▸ What you are asked to do
Write every line of the material out exactly as shown.

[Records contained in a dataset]
#####

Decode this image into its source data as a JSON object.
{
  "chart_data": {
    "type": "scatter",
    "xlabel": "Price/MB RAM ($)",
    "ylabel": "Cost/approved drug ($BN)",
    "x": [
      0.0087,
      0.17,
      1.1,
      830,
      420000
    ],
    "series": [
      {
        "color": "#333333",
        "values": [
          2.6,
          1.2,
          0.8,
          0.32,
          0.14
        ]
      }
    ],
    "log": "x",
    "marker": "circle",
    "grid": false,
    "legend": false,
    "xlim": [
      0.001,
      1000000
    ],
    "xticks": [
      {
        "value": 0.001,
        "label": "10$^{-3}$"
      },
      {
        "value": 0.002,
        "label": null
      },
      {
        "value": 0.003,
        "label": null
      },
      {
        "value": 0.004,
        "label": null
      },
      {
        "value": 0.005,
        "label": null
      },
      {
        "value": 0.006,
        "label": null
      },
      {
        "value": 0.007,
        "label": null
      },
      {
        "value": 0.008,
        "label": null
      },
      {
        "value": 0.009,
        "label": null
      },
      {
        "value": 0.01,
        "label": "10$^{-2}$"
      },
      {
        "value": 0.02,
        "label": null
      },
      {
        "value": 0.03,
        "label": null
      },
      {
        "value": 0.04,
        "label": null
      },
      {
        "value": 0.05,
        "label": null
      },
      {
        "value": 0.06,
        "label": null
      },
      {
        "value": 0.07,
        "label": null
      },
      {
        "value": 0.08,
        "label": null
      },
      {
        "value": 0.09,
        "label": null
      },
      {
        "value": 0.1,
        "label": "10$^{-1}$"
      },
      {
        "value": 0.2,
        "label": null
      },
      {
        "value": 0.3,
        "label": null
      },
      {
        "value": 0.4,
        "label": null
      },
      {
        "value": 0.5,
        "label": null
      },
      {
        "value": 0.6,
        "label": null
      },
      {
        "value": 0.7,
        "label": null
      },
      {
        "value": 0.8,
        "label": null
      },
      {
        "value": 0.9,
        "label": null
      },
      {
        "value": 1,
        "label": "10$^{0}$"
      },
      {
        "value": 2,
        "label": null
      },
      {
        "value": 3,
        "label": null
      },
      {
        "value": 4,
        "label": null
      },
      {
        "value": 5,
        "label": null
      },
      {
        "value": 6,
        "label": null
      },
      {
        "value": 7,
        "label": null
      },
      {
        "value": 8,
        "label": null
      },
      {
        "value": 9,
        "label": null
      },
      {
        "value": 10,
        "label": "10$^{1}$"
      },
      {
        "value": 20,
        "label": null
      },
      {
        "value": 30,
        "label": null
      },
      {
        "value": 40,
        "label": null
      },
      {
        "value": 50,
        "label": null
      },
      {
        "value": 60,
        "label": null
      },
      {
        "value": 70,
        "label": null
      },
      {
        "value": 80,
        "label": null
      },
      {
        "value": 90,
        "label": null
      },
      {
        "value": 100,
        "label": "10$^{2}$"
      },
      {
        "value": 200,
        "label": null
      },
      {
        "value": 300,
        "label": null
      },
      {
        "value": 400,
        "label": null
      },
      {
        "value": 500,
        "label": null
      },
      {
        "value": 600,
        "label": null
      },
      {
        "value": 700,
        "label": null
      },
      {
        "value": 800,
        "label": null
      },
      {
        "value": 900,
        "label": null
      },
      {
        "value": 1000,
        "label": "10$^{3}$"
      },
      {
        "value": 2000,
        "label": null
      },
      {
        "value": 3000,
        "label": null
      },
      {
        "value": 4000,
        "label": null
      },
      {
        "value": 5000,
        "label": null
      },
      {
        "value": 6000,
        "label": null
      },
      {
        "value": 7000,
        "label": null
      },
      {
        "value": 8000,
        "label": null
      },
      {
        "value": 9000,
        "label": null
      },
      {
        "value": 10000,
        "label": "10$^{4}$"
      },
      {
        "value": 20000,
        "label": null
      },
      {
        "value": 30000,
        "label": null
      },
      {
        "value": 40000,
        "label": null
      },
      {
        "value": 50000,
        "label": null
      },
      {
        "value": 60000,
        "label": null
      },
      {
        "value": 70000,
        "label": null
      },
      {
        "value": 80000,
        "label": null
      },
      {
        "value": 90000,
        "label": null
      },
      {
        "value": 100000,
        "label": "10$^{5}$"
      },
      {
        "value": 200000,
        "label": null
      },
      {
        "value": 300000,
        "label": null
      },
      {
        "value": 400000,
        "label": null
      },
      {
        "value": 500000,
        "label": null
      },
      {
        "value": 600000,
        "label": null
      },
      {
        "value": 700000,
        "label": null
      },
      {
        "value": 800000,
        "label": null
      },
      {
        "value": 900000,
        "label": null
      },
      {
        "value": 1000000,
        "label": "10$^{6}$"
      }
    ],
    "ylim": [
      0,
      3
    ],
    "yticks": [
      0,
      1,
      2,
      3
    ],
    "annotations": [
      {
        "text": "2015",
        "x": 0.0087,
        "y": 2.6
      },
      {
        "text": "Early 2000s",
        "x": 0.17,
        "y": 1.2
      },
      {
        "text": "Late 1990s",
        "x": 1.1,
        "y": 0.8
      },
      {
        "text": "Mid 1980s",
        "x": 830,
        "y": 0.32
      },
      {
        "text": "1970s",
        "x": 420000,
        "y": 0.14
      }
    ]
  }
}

#####

▸ Finished answer
Decode this image into its source data as a JSON object.
{
  "chart_data": {
    "type": "scatter",
    "xlabel": "Price/MB RAM ($)",
    "ylabel": "Cost/approved drug ($BN)",
    "x": [
      0.0087,
      0.17,
      1.1,
      830,
      420000
    ],
    "series": [
      {
        "color": "#333333",
        "values": [
          2.6,
          1.2,
          0.8,
          0.32,
          0.14
        ]
      }
    ],
    "log": "x",
    "marker": "circle",
    "grid": false,
    "legend": false,
    "xlim": [
      0.001,
      1000000
    ],
    "xticks": [
      {
        "value": 0.001,
        "label": "10$^{-3}$"
      },
      {
        "value": 0.002,
        "label": null
      },
      {
        "value": 0.003,
        "label": null
      },
      {
        "value": 0.004,
        "label": null
      },
      {
        "value": 0.005,
        "label": null
      },
      {
        "value": 0.006,
        "label": null
      },
      {
        "value": 0.007,
        "label": null
      },
      {
        "value": 0.008,
        "label": null
      },
      {
        "value": 0.009,
        "label": null
      },
      {
        "value": 0.01,
        "label": "10$^{-2}$"
      },
      {
        "value": 0.02,
        "label": null
      },
      {
        "value": 0.03,
        "label": null
      },
      {
        "value": 0.04,
        "label": null
      },
      {
        "value": 0.05,
        "label": null
      },
      {
        "value": 0.06,
        "label": null
      },
      {
        "value": 0.07,
        "label": null
      },
      {
        "value": 0.08,
        "label": null
      },
      {
        "value": 0.09,
        "label": null
      },
      {
        "value": 0.1,
        "label": "10$^{-1}$"
      },
      {
        "value": 0.2,
        "label": null
      },
      {
        "value": 0.3,
        "label": null
      },
      {
        "value": 0.4,
        "label": null
      },
      {
        "value": 0.5,
        "label": null
      },
      {
        "value": 0.6,
        "label": null
      },
      {
        "value": 0.7,
        "label": null
      },
      {
        "value": 0.8,
        "label": null
      },
      {
        "value": 0.9,
        "label": null
      },
      {
        "value": 1,
        "label": "10$^{0}$"
      },
      {
        "value": 2,
        "label": null
      },
      {
        "value": 3,
        "label": null
      },
      {
        "value": 4,
        "label": null
      },
      {
        "value": 5,
        "label": null
      },
      {
        "value": 6,
        "label": null
      },
      {
        "value": 7,
        "label": null
      },
      {
        "value": 8,
        "label": null
      },
      {
        "value": 9,
        "label": null
      },
      {
        "value": 10,
        "label": "10$^{1}$"
      },
      {
        "value": 20,
        "label": null
      },
      {
        "value": 30,
        "label": null
      },
      {
        "value": 40,
        "label": null
      },
      {
        "value": 50,
        "label": null
      },
      {
        "value": 60,
        "label": null
      },
      {
        "value": 70,
        "label": null
      },
      {
        "value": 80,
        "label": null
      },
      {
        "value": 90,
        "label": null
      },
      {
        "value": 100,
        "label": "10$^{2}$"
      },
      {
        "value": 200,
        "label": null
      },
      {
        "value": 300,
        "label": null
      },
      {
        "value": 400,
        "label": null
      },
      {
        "value": 500,
        "label": null
      },
      {
        "value": 600,
        "label": null
      },
      {
        "value": 700,
        "label": null
      },
      {
        "value": 800,
        "label": null
      },
      {
        "value": 900,
        "label": null
      },
      {
        "value": 1000,
        "label": "10$^{3}$"
      },
      {
        "value": 2000,
        "label": null
      },
      {
        "value": 3000,
        "label": null
      },
      {
        "value": 4000,
        "label": null
      },
      {
        "value": 5000,
        "label": null
      },
      {
        "value": 6000,
        "label": null
      },
      {
        "value": 7000,
        "label": null
      },
      {
        "value": 8000,
        "label": null
      },
      {
        "value": 9000,
        "label": null
      },
      {
        "value": 10000,
        "label": "10$^{4}$"
      },
      {
        "value": 20000,
        "label": null
      },
      {
        "value": 30000,
        "label": null
      },
      {
        "value": 40000,
        "label": null
      },
      {
        "value": 50000,
        "label": null
      },
      {
        "value": 60000,
        "label": null
      },
      {
        "value": 70000,
        "label": null
      },
      {
        "value": 80000,
        "label": null
      },
      {
        "value": 90000,
        "label": null
      },
      {
        "value": 100000,
        "label": "10$^{5}$"
      },
      {
        "value": 200000,
        "label": null
      },
      {
        "value": 300000,
        "label": null
      },
      {
        "value": 400000,
        "label": null
      },
      {
        "value": 500000,
        "label": null
      },
      {
        "value": 600000,
        "label": null
      },
      {
        "value": 700000,
        "label": null
      },
      {
        "value": 800000,
        "label": null
      },
      {
        "value": 900000,
        "label": null
      },
      {
        "value": 1000000,
        "label": "10$^{6}$"
      }
    ],
    "ylim": [
      0,
      3
    ],
    "yticks": [
      0,
      1,
      2,
      3
    ],
    "annotations": [
      {
        "text": "2015",
        "x": 0.0087,
        "y": 2.6
      },
      {
        "text": "Early 2000s",
        "x": 0.17,
        "y": 1.2
      },
      {
        "text": "Late 1990s",
        "x": 1.1,
        "y": 0.8
      },
      {
        "text": "Mid 1980s",
        "x": 830,
        "y": 0.32
      },
      {
        "text": "1970s",
        "x": 420000,
        "y": 0.14
      }
    ]
  }
}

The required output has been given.